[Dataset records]
--*--
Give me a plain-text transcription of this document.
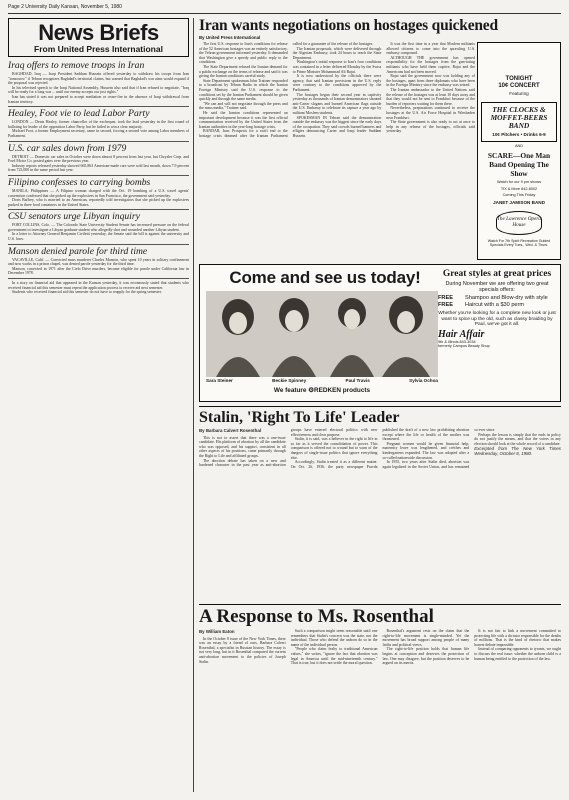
Page 2 University Daily Kansan, November 5, 1980
News Briefs
From United Press International
Iraq offers to remove troops in Iran

BAGHDAD, Iraq — Iraqi President Saddam Hussein offered yesterday to withdraw his troops from Iran "tomorrow" if Tehran recognizes Baghdad's territorial claims, but warned that Baghdad's war aims would expand if the proposal was rejected.

In his televised speech to the Iraqi National Assembly, Hussein also said that if Iran refused to negotiate, "Iraq will be ready for a long war ... until our enemy accepts our just rights."

Iran has stated it was not prepared to accept mediation or cease-fire in the absence of Iraqi withdrawal from Iranian territory.

Healey, Foot vie to lead Labor Party

LONDON — Denis Healey, former chancellor of the exchequer, took the lead yesterday in the first round of balloting for leader of the opposition Labor Party, but he failed to win a clear majority.

Michael Foot, a former Employment secretary, came in second, forcing a second vote among Labor members of Parliament.

U.S. car sales down from 1979

DETROIT — Domestic car sales in October were down almost 8 percent from last year, but Chrysler Corp. and Ford Motor Co. posted gains over the previous year.

Industry reports released yesterday showed 665,863 American-made cars were sold last month, down 7.9 percent from 723,000 in the same period last year.

Filipino confesses to carrying bombs

MANILA, Philippines — A Filipino woman charged with the Oct. 19 bombing of a U.S. travel agents' convention confessed that she picked up the explosives in San Francisco, the government said yesterday.

Doris Baffrey, who is married to an American, reportedly told investigators that she picked up the explosives packed in three food containers in the United States.

CSU senators urge Libyan inquiry

FORT COLLINS, Colo. — The Colorado State University Student Senate has increased pressure on the federal government to investigate a Libyan graduate student who allegedly shot and wounded another Libyan student.

In a letter to Attorney General Benjamin Civiletti yesterday, the Senate said the bill is against the university and U.S. laws.

Manson denied parole for third time

VACAVILLE, Calif. — Convicted mass murderer Charles Manson, who spent 10 years in solitary confinement and now works in a prison chapel, was denied parole yesterday for the third time.

Manson, convicted in 1971 after the Cielo Drive murders, became eligible for parole under California law in December 1978.

In a story on financial aid that appeared in the Kansan yesterday, it was erroneously stated that students who received financial aid this semester must repeat the application process to receive aid next semester.

Students who received financial aid this semester do not have to reapply for the spring semester.

Iran wants negotiations on hostages quickened
By United Press International

The first U.S. response to Iran's conditions for release of the 52 American hostages was an entirely satisfactory, the Tehran government informed yesterday. It demanded that Washington give a speedy and public reply to the conditions.

The State Department refused the Iranian demand for a public exchange on the terms of release and said it was giving the Iranian conditions careful study.

State Department spokesman John Trattner responded to a broadcast by Tehran Radio in which the Iranian Foreign Ministry said the U.S. response to the conditions set by the Iranian Parliament should be given quickly and through the same media.

"We can and will not negotiate through the press and the mass media," Trattner said.

He said the Iranian conditions represented an important development because it was the first official communication received by the United States from the Iranian authorities in the year-long hostage crisis.

BANDAR, Iran: Prospects for a swift end to the hostage crisis dimmed after the Iranian Parliament called for a guarantee of the release of the hostages.

The Iranian proposals, which were delivered through the Algerian Embassy, took 24 hours to reach the State Department.

Washington's initial response to Iran's four conditions was contained in a letter delivered Monday by the Swiss to Prime Minister Mohammad Ali Rajai.

It is now understood by the officials there were agency, that said Iranian provisions in the U.S. reply were contrary to the conditions approved by the Parliament.

The hostages began their second year in captivity yesterday as thousands of Iranian demonstrators shouted anti-Carter slogans and burned American flags outside the U.S. Embassy to celebrate its capture a year ago by militant Moslem students.

SPOKESMAN IN Tehran said the demonstration outside the embassy was the biggest since the early days of the occupation. They said crowds burned banners and effigies denouncing Carter and Iraqi leader Saddam Hussein.

It was the first time in a year that Moslem militants allowed citizens to come into the sprawling U.S. embassy compound.

ALTHOUGH THE government has opened responsibility for the hostages from the gun-toting militants who have held them captive, Rajai and the Americans had not been moved.

Rajai said the government now was holding any of the hostages, apart from three diplomats who have been in the Foreign Ministry since the embassy was seized.

The Iranian ambassador to the United Nations said the release of the hostages was at least 10 days away and that they would not be sent to Frankfurt because of the burden of reporters waiting for them there.

Nevertheless, preparations continued to receive the hostages at the U.S. Air Force Hospital in Wiesbaden near Frankfurt.

The State government is also ready to act at once to help in any release of the hostages, officials said yesterday.

TONIGHT
10¢ CONCERT
Featuring
THE CLOCKS & MOFFET-BEERS BAND
10¢ Pitchers • Drinks 6-9
AND
SCARE—One Man Band Opening The Show
Watch for our 9 pm shows
TIX & More 842-6002
Coming This Friday
JANET JAMISON BAND
The Lawrence Opera House
Watch For 7th Spirit Recreation Guided Specials Every Tues., Wed. & Thurs.
Come and see us today!
Sara Steiner	Beckie Spinney	Paul Travis	Sylvia Ochoa
We feature ⚙REDKEN products
Great styles at great prices
During November we are offering two great specials offers:
FREE	Shampoo and Blow-dry with style
FREE	Haircut with a $30 perm
Whether you're looking for a complete new look or just want to spice up the old, such as classy braiding by Paul, we've got it all.
Hair Affair
9th & Illinois 843-3034
formerly Campus Beauty Shop
Stalin, 'Right To Life' Leader
By Barbara Calvert Rosenthal

This is not to assert that there was a one-issue candidate. His platform of abortion by all the candidate who was opposed, and his support, consistent in all other aspects of his positions, came primarily through the Right to Life and affiliated groups.

The abortion debate has taken on a new and hardened character in the past year as anti-abortion groups have entered electoral politics with new effectiveness and clear purpose.

Stalin, it is said, was a believer in the right to life in so far as it served the consolidation of power. This comparison is offered not to wound but to warn of the dangers of single-issue politics that ignore everything else.

Accordingly, Stalin treated it as a different matter. On Oct. 26, 1936, the party newspaper Pravda published the draft of a new law prohibiting abortion except where the life or health of the mother was threatened.

Pregnant women would be given financial help, maternity leave was lengthened, and crèches and kindergartens expanded. The law was adopted after a so-called nationwide discussion.

In 1955, two years after Stalin died, abortion was again legalized in the Soviet Union, and has remained so ever since.

Perhaps the lesson is simply that the ends in policy do not justify the means, and that the voters in any election should look at the whole record of a candidate.

Excerpted from The New York Times Wednesday, October 8, 1980.
A Response to Ms. Rosenthal
By William Eaton

In the October 8 issue of the New York Times, there was an essay by a friend of ours, Barbara Calvert Rosenthal, a specialist in Russian history. The essay is not very long, but in it Rosenthal compared the current anti-abortion movement to the policies of Joseph Stalin.

Such a comparison might seem reasonable until one remembers that Stalin's concern was the state, not the individual. Those who defend the unborn do so in the name of the individual person.

"People who claim fealty to traditional American values," she writes, "ignore the fact that abortion was legal in America until the mid-nineteenth century." That is true, but it does not settle the moral question.

Rosenthal's argument rests on the claim that the right-to-life movement is single-minded. Yet the movement has broad support among people of many faiths and political views.

The right-to-life position holds that human life begins at conception and deserves the protection of law. One may disagree, but the position deserves to be argued on its merits.

It is not fair to link a movement committed to protecting life with a dictator responsible for the deaths of millions. That is the kind of rhetoric that makes honest debate impossible.

Instead of comparing opponents to tyrants, we ought to discuss the real issue: whether the unborn child is a human being entitled to the protection of the law.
--*--
» **SHORT EXERCISE**: Keep the pictures out and write out the records exactly.

» **EXERCISE OUTPUT**:
Give me a plain-text transcription of this document.
Page 2 University Daily Kansan, November 5, 1980
News Briefs
From United Press International
Iraq offers to remove troops in Iran

BAGHDAD, Iraq — Iraqi President Saddam Hussein offered yesterday to withdraw his troops from Iran "tomorrow" if Tehran recognizes Baghdad's territorial claims, but warned that Baghdad's war aims would expand if the proposal was rejected.

In his televised speech to the Iraqi National Assembly, Hussein also said that if Iran refused to negotiate, "Iraq will be ready for a long war ... until our enemy accepts our just rights."

Iran has stated it was not prepared to accept mediation or cease-fire in the absence of Iraqi withdrawal from Iranian territory.

Healey, Foot vie to lead Labor Party

LONDON — Denis Healey, former chancellor of the exchequer, took the lead yesterday in the first round of balloting for leader of the opposition Labor Party, but he failed to win a clear majority.

Michael Foot, a former Employment secretary, came in second, forcing a second vote among Labor members of Parliament.

U.S. car sales down from 1979

DETROIT — Domestic car sales in October were down almost 8 percent from last year, but Chrysler Corp. and Ford Motor Co. posted gains over the previous year.

Industry reports released yesterday showed 665,863 American-made cars were sold last month, down 7.9 percent from 723,000 in the same period last year.

Filipino confesses to carrying bombs

MANILA, Philippines — A Filipino woman charged with the Oct. 19 bombing of a U.S. travel agents' convention confessed that she picked up the explosives in San Francisco, the government said yesterday.

Doris Baffrey, who is married to an American, reportedly told investigators that she picked up the explosives packed in three food containers in the United States.

CSU senators urge Libyan inquiry

FORT COLLINS, Colo. — The Colorado State University Student Senate has increased pressure on the federal government to investigate a Libyan graduate student who allegedly shot and wounded another Libyan student.

In a letter to Attorney General Benjamin Civiletti yesterday, the Senate said the bill is against the university and U.S. laws.

Manson denied parole for third time

VACAVILLE, Calif. — Convicted mass murderer Charles Manson, who spent 10 years in solitary confinement and now works in a prison chapel, was denied parole yesterday for the third time.

Manson, convicted in 1971 after the Cielo Drive murders, became eligible for parole under California law in December 1978.

In a story on financial aid that appeared in the Kansan yesterday, it was erroneously stated that students who received financial aid this semester must repeat the application process to receive aid next semester.

Students who received financial aid this semester do not have to reapply for the spring semester.

Iran wants negotiations on hostages quickened
By United Press International

The first U.S. response to Iran's conditions for release of the 52 American hostages was an entirely satisfactory, the Tehran government informed yesterday. It demanded that Washington give a speedy and public reply to the conditions.

The State Department refused the Iranian demand for a public exchange on the terms of release and said it was giving the Iranian conditions careful study.

State Department spokesman John Trattner responded to a broadcast by Tehran Radio in which the Iranian Foreign Ministry said the U.S. response to the conditions set by the Iranian Parliament should be given quickly and through the same media.

"We can and will not negotiate through the press and the mass media," Trattner said.

He said the Iranian conditions represented an important development because it was the first official communication received by the United States from the Iranian authorities in the year-long hostage crisis.

BANDAR, Iran: Prospects for a swift end to the hostage crisis dimmed after the Iranian Parliament called for a guarantee of the release of the hostages.

The Iranian proposals, which were delivered through the Algerian Embassy, took 24 hours to reach the State Department.

Washington's initial response to Iran's four conditions was contained in a letter delivered Monday by the Swiss to Prime Minister Mohammad Ali Rajai.

It is now understood by the officials there were agency, that said Iranian provisions in the U.S. reply were contrary to the conditions approved by the Parliament.

The hostages began their second year in captivity yesterday as thousands of Iranian demonstrators shouted anti-Carter slogans and burned American flags outside the U.S. Embassy to celebrate its capture a year ago by militant Moslem students.

SPOKESMAN IN Tehran said the demonstration outside the embassy was the biggest since the early days of the occupation. They said crowds burned banners and effigies denouncing Carter and Iraqi leader Saddam Hussein.

It was the first time in a year that Moslem militants allowed citizens to come into the sprawling U.S. embassy compound.

ALTHOUGH THE government has opened responsibility for the hostages from the gun-toting militants who have held them captive, Rajai and the Americans had not been moved.

Rajai said the government now was holding any of the hostages, apart from three diplomats who have been in the Foreign Ministry since the embassy was seized.

The Iranian ambassador to the United Nations said the release of the hostages was at least 10 days away and that they would not be sent to Frankfurt because of the burden of reporters waiting for them there.

Nevertheless, preparations continued to receive the hostages at the U.S. Air Force Hospital in Wiesbaden near Frankfurt.

The State government is also ready to act at once to help in any release of the hostages, officials said yesterday.

TONIGHT
10¢ CONCERT
Featuring
THE CLOCKS & MOFFET-BEERS BAND
10¢ Pitchers • Drinks 6-9
AND
SCARE—One Man Band Opening The Show
Watch for our 9 pm shows
TIX & More 842-6002
Coming This Friday
JANET JAMISON BAND
The Lawrence Opera House
Watch For 7th Spirit Recreation Guided Specials Every Tues., Wed. & Thurs.
Come and see us today!
Sara Steiner	Beckie Spinney	Paul Travis	Sylvia Ochoa
We feature ⚙REDKEN products
Great styles at great prices
During November we are offering two great specials offers:
FREE	Shampoo and Blow-dry with style
FREE	Haircut with a $30 perm
Whether you're looking for a complete new look or just want to spice up the old, such as classy braiding by Paul, we've got it all.
Hair Affair
9th & Illinois 843-3034
formerly Campus Beauty Shop
Stalin, 'Right To Life' Leader
By Barbara Calvert Rosenthal

This is not to assert that there was a one-issue candidate. His platform of abortion by all the candidate who was opposed, and his support, consistent in all other aspects of his positions, came primarily through the Right to Life and affiliated groups.

The abortion debate has taken on a new and hardened character in the past year as anti-abortion groups have entered electoral politics with new effectiveness and clear purpose.

Stalin, it is said, was a believer in the right to life in so far as it served the consolidation of power. This comparison is offered not to wound but to warn of the dangers of single-issue politics that ignore everything else.

Accordingly, Stalin treated it as a different matter. On Oct. 26, 1936, the party newspaper Pravda published the draft of a new law prohibiting abortion except where the life or health of the mother was threatened.

Pregnant women would be given financial help, maternity leave was lengthened, and crèches and kindergartens expanded. The law was adopted after a so-called nationwide discussion.

In 1955, two years after Stalin died, abortion was again legalized in the Soviet Union, and has remained so ever since.

Perhaps the lesson is simply that the ends in policy do not justify the means, and that the voters in any election should look at the whole record of a candidate.

Excerpted from The New York Times Wednesday, October 8, 1980.
A Response to Ms. Rosenthal
By William Eaton

In the October 8 issue of the New York Times, there was an essay by a friend of ours, Barbara Calvert Rosenthal, a specialist in Russian history. The essay is not very long, but in it Rosenthal compared the current anti-abortion movement to the policies of Joseph Stalin.

Such a comparison might seem reasonable until one remembers that Stalin's concern was the state, not the individual. Those who defend the unborn do so in the name of the individual person.

"People who claim fealty to traditional American values," she writes, "ignore the fact that abortion was legal in America until the mid-nineteenth century." That is true, but it does not settle the moral question.

Rosenthal's argument rests on the claim that the right-to-life movement is single-minded. Yet the movement has broad support among people of many faiths and political views.

The right-to-life position holds that human life begins at conception and deserves the protection of law. One may disagree, but the position deserves to be argued on its merits.

It is not fair to link a movement committed to protecting life with a dictator responsible for the deaths of millions. That is the kind of rhetoric that makes honest debate impossible.

Instead of comparing opponents to tyrants, we ought to discuss the real issue: whether the unborn child is a human being entitled to the protection of the law.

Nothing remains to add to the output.